The exercise
Copy out all lines that carry the word "based".

──────── Source records

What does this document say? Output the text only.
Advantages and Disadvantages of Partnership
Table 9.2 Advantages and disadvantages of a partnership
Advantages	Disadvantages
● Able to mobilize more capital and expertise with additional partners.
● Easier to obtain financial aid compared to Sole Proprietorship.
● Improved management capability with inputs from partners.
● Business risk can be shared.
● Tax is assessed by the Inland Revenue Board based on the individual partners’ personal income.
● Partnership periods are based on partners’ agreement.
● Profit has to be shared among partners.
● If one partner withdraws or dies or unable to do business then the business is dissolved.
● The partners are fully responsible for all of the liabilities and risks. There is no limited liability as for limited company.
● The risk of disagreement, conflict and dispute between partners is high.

────────────────

Answer in full
● Tax is assessed by the Inland Revenue Board based on the individual partners’ personal income.
● Partnership periods are based on partners’ agreement.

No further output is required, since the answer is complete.